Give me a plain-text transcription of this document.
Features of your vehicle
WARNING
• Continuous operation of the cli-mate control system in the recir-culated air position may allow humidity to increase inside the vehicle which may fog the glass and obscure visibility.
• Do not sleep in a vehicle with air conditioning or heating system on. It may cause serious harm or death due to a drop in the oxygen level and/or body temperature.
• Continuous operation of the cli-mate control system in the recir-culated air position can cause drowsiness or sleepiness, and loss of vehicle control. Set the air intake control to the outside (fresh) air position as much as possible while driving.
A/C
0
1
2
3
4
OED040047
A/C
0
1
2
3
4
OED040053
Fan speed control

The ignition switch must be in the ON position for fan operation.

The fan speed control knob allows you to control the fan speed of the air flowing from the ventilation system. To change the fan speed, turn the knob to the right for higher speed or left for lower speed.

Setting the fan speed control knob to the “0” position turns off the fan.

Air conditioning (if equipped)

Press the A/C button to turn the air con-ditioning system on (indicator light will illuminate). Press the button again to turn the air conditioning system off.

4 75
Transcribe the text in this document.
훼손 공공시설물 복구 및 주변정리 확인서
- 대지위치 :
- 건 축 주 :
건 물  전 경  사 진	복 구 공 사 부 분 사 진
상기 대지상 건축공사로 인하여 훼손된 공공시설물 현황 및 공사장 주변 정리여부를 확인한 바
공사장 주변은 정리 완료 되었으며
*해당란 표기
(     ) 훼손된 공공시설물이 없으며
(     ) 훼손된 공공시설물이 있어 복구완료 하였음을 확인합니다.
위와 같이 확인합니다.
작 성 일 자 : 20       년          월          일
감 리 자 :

• • • • •

Filter the records above for "speed" and copy every matching line.

Fan speed control
The fan speed control knob allows you to control the fan speed of the air flowing from the ventilation system. To change the fan speed, turn the knob to the right for higher speed or left for lower speed.
Setting the fan speed control knob to the “0” position turns off the fan.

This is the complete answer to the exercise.